A run of records:
* Begin *

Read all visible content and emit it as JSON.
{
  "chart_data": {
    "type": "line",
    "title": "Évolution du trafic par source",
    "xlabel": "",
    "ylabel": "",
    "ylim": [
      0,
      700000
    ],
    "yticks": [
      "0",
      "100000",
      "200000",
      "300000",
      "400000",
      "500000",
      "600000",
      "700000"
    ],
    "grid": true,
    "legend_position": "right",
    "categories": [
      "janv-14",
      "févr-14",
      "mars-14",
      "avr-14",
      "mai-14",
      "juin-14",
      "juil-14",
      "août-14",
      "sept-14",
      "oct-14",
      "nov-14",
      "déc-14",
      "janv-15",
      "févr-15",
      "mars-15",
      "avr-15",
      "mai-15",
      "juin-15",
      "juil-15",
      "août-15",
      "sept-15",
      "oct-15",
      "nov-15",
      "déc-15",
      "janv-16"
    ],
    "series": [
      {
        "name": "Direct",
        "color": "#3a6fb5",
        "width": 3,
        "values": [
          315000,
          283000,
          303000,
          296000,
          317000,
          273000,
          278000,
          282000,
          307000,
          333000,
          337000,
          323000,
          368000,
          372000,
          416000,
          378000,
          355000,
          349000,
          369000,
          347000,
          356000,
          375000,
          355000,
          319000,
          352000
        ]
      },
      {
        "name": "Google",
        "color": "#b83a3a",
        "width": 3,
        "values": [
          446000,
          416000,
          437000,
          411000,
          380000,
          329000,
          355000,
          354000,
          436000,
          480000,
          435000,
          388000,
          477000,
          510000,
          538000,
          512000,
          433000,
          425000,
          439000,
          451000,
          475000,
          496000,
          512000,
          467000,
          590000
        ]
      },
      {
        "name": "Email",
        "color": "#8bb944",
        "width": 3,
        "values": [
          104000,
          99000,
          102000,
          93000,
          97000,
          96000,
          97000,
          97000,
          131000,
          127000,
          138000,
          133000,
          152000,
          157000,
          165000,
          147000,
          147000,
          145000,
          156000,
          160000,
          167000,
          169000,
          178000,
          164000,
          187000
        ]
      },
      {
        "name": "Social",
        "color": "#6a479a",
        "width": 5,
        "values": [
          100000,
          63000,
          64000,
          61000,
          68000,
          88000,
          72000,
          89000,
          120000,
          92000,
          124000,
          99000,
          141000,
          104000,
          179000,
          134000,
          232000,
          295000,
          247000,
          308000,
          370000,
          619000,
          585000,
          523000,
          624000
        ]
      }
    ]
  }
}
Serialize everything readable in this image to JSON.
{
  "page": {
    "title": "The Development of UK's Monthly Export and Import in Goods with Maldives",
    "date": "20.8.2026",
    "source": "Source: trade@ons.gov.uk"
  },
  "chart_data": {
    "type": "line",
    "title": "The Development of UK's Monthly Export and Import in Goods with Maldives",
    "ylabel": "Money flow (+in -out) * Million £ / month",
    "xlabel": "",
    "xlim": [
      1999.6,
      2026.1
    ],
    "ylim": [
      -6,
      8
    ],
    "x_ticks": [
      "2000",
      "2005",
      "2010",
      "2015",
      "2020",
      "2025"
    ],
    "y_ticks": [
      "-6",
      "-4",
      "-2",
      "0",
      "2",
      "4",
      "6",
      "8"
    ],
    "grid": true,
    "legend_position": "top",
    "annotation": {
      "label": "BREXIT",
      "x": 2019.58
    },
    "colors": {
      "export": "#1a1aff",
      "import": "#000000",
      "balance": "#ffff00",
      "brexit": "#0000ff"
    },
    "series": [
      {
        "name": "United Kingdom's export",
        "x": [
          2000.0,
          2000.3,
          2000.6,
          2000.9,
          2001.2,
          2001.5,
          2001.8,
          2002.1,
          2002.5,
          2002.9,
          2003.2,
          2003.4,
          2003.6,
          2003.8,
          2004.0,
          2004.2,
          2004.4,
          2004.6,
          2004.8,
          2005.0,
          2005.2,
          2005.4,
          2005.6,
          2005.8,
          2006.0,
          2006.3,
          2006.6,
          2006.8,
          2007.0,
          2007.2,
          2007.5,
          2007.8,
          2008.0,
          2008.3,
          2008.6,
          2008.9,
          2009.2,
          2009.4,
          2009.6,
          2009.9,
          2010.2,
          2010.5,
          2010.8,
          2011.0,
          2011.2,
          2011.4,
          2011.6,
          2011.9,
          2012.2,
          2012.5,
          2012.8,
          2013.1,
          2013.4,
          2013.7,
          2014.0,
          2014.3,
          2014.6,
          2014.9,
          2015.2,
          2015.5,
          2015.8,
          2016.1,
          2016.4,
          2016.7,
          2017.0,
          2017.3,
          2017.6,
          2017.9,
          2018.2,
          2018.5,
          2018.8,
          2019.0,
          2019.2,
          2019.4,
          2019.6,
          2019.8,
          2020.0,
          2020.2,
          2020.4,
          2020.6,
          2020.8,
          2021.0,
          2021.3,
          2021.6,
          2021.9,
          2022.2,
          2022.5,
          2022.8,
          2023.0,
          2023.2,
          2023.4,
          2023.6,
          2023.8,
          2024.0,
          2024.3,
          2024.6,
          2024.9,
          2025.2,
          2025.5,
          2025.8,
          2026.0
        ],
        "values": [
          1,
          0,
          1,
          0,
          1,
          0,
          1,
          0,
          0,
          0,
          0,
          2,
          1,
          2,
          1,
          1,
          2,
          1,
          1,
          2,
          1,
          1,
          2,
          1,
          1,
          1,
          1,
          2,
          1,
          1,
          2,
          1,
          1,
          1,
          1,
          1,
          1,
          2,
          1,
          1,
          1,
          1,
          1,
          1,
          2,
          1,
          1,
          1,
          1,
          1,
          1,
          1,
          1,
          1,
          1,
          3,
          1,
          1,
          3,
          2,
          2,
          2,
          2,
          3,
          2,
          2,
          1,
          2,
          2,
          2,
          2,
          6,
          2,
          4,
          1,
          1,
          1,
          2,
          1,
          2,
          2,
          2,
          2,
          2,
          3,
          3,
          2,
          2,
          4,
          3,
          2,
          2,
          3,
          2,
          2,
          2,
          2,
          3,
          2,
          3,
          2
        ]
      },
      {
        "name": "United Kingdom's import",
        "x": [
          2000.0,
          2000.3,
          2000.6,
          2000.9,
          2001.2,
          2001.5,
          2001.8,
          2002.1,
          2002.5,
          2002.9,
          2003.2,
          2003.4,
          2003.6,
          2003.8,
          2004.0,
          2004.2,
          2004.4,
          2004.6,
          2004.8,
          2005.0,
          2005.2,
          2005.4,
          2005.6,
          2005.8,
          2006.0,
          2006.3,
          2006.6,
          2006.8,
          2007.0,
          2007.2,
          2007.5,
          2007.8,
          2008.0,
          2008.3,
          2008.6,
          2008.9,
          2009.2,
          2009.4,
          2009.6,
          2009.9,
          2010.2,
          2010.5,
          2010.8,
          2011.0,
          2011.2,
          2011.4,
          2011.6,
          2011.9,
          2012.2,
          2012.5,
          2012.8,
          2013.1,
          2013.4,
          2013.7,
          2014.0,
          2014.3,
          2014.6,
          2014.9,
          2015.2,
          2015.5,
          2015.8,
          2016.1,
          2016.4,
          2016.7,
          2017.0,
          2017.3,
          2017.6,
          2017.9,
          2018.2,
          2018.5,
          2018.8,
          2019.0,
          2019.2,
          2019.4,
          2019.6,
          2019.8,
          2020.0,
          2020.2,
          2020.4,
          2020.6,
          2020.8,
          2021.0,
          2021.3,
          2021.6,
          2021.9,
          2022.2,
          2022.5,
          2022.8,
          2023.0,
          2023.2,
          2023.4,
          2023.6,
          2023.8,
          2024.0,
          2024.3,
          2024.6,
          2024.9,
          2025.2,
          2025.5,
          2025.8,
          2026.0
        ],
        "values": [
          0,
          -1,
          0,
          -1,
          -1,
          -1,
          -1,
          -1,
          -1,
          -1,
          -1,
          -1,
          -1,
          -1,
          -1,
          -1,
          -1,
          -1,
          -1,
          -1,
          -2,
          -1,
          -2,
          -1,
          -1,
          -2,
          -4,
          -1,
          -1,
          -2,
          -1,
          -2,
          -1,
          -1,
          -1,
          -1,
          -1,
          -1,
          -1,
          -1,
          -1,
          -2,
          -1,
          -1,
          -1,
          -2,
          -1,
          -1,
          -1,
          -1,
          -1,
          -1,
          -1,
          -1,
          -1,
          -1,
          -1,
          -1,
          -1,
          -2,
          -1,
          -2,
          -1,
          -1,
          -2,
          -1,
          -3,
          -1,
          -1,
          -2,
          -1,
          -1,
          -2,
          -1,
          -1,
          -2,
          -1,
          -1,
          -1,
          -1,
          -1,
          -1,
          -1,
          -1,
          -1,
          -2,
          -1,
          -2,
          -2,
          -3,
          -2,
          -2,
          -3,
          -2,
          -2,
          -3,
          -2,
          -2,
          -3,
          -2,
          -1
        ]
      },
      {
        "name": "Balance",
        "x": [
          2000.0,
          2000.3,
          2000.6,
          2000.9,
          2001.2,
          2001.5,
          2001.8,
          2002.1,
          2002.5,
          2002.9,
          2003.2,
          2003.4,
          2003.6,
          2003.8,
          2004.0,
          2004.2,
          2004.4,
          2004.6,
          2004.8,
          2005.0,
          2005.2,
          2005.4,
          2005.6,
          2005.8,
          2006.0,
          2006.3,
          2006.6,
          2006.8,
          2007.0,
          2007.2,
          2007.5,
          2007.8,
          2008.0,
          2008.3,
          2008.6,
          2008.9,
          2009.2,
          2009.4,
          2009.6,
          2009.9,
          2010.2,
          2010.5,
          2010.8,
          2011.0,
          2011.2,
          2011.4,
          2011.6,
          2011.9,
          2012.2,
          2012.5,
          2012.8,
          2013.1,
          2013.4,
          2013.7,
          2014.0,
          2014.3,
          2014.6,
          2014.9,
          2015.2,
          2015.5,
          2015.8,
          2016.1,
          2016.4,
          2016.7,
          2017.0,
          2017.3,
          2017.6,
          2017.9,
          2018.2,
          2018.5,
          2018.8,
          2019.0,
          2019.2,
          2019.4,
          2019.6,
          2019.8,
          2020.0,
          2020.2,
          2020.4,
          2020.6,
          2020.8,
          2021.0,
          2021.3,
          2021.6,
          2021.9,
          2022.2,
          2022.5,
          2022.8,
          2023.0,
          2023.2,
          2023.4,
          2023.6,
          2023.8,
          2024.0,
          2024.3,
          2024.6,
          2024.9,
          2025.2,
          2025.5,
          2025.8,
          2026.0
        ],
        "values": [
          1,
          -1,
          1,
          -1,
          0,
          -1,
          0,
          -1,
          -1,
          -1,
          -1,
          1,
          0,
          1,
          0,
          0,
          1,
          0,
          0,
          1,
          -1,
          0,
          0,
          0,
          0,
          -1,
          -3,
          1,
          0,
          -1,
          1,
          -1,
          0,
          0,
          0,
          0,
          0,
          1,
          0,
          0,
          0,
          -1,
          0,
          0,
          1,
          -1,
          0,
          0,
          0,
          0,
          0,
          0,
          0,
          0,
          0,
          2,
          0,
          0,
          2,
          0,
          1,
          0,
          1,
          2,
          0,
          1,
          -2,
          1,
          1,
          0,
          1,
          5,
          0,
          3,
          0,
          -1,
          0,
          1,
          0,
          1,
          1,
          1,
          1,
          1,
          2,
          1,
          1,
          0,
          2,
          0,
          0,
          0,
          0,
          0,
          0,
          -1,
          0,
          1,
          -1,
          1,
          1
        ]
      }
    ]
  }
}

* End *

* What you have to do
Wherever the string "JSON" appears in the entries above, list that line.

* The reply
Read all visible content and emit it as JSON.
Serialize everything readable in this image to JSON.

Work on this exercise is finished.